EXERCISE> Every entry below should be printed exactly, without its images.

SUPPLIED ENTRIES>

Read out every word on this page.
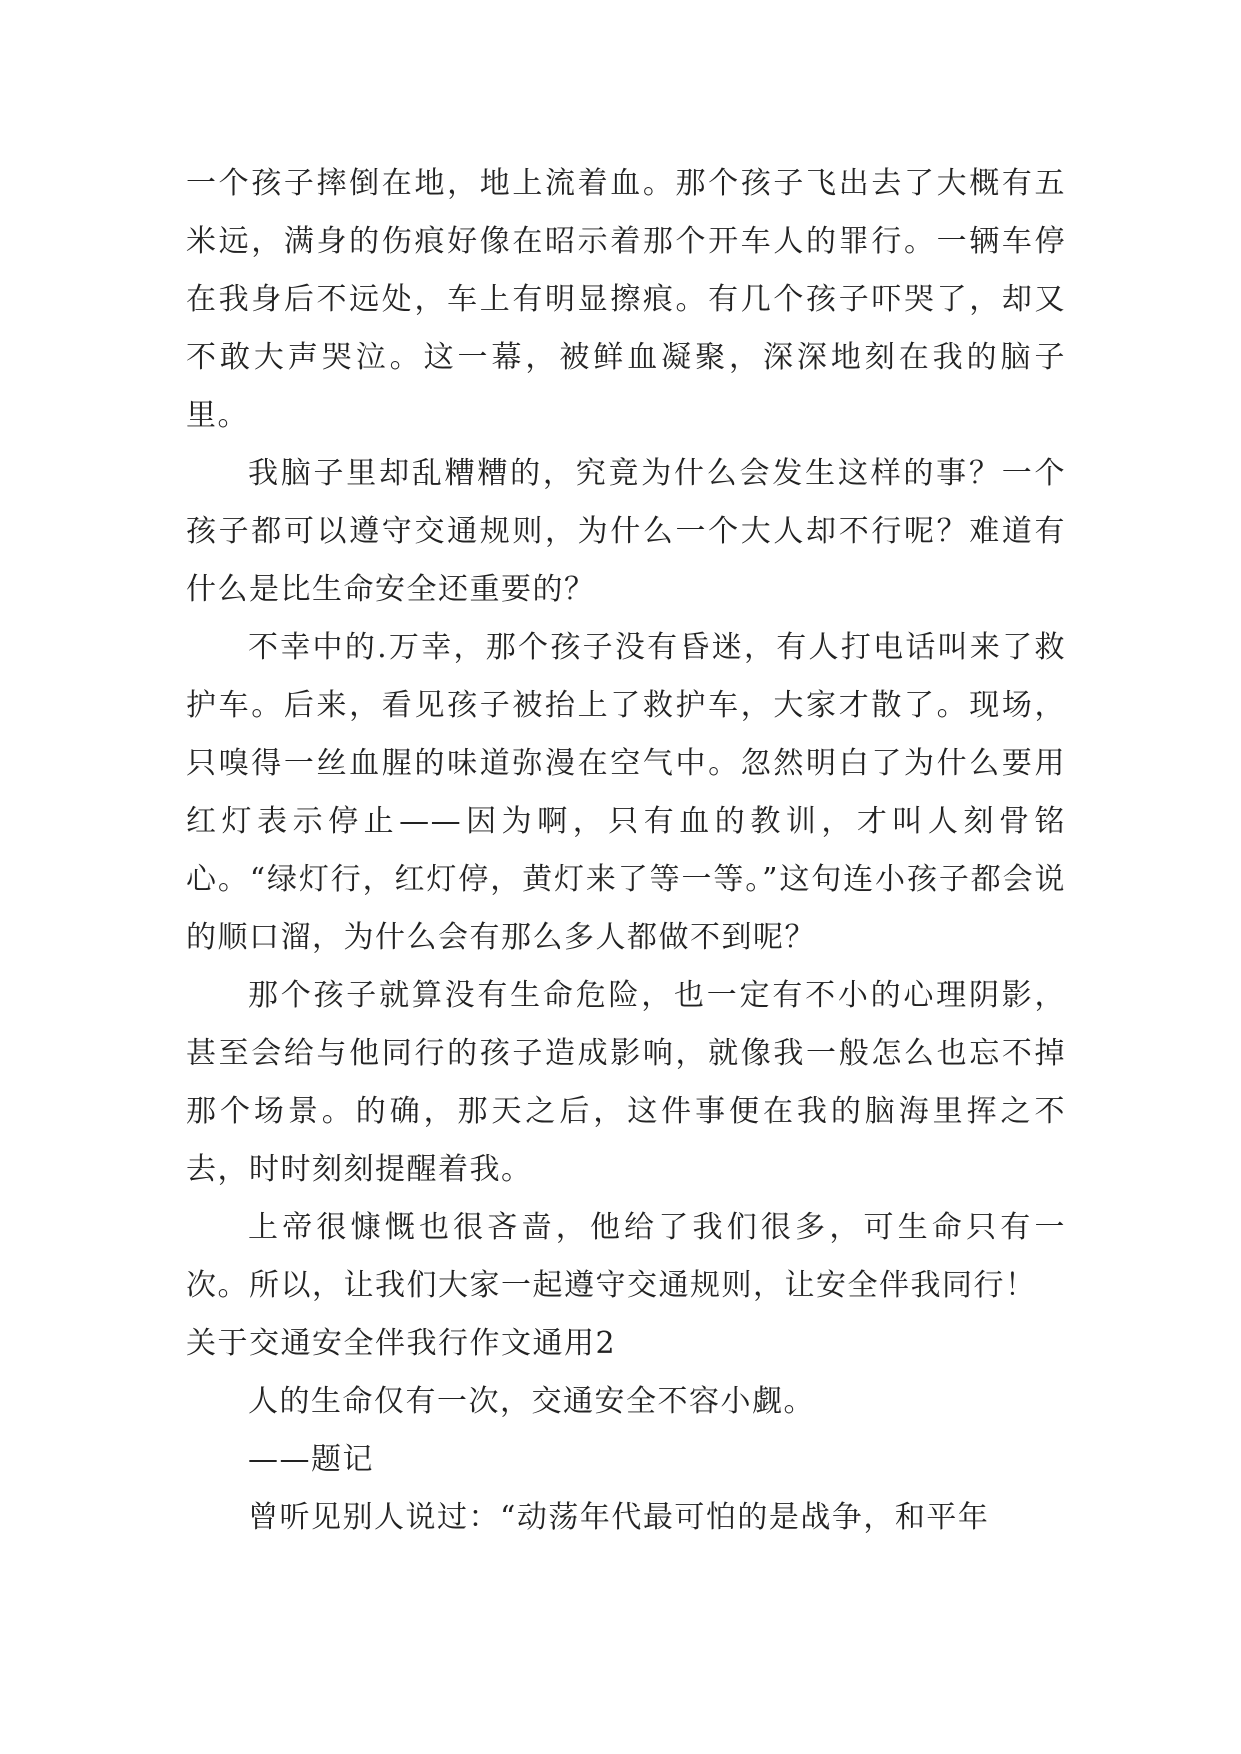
一个孩子摔倒在地，地上流着血。那个孩子飞出去了大概有五米远，满身的伤痕好像在昭示着那个开车人的罪行。一辆车停在我身后不远处，车上有明显擦痕。有几个孩子吓哭了，却又不敢大声哭泣。这一幕，被鲜血凝聚，深深地刻在我的脑子里。

我脑子里却乱糟糟的，究竟为什么会发生这样的事？一个孩子都可以遵守交通规则，为什么一个大人却不行呢？难道有什么是比生命安全还重要的？

不幸中的.万幸，那个孩子没有昏迷，有人打电话叫来了救护车。后来，看见孩子被抬上了救护车，大家才散了。现场，只嗅得一丝血腥的味道弥漫在空气中。忽然明白了为什么要用红灯表示停止——因为啊，只有血的教训，才叫人刻骨铭心。“绿灯行，红灯停，黄灯来了等一等。”这句连小孩子都会说的顺口溜，为什么会有那么多人都做不到呢？

那个孩子就算没有生命危险，也一定有不小的心理阴影，甚至会给与他同行的孩子造成影响，就像我一般怎么也忘不掉那个场景。的确，那天之后，这件事便在我的脑海里挥之不去，时时刻刻提醒着我。

上帝很慷慨也很吝啬，他给了我们很多，可生命只有一次。所以，让我们大家一起遵守交通规则，让安全伴我同行！

关于交通安全伴我行作文通用2

人的生命仅有一次，交通安全不容小觑。

——题记

曾听见别人说过：“动荡年代最可怕的是战争，和平年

EXERCISE ANSWER>
Read out every word on this page.
一个孩子摔倒在地，地上流着血。那个孩子飞出去了大概有五米远，满身的伤痕好像在昭示着那个开车人的罪行。一辆车停在我身后不远处，车上有明显擦痕。有几个孩子吓哭了，却又不敢大声哭泣。这一幕，被鲜血凝聚，深深地刻在我的脑子里。

我脑子里却乱糟糟的，究竟为什么会发生这样的事？一个孩子都可以遵守交通规则，为什么一个大人却不行呢？难道有什么是比生命安全还重要的？

不幸中的.万幸，那个孩子没有昏迷，有人打电话叫来了救护车。后来，看见孩子被抬上了救护车，大家才散了。现场，只嗅得一丝血腥的味道弥漫在空气中。忽然明白了为什么要用红灯表示停止——因为啊，只有血的教训，才叫人刻骨铭心。“绿灯行，红灯停，黄灯来了等一等。”这句连小孩子都会说的顺口溜，为什么会有那么多人都做不到呢？

那个孩子就算没有生命危险，也一定有不小的心理阴影，甚至会给与他同行的孩子造成影响，就像我一般怎么也忘不掉那个场景。的确，那天之后，这件事便在我的脑海里挥之不去，时时刻刻提醒着我。

上帝很慷慨也很吝啬，他给了我们很多，可生命只有一次。所以，让我们大家一起遵守交通规则，让安全伴我同行！

关于交通安全伴我行作文通用2

人的生命仅有一次，交通安全不容小觑。

——题记

曾听见别人说过：“动荡年代最可怕的是战争，和平年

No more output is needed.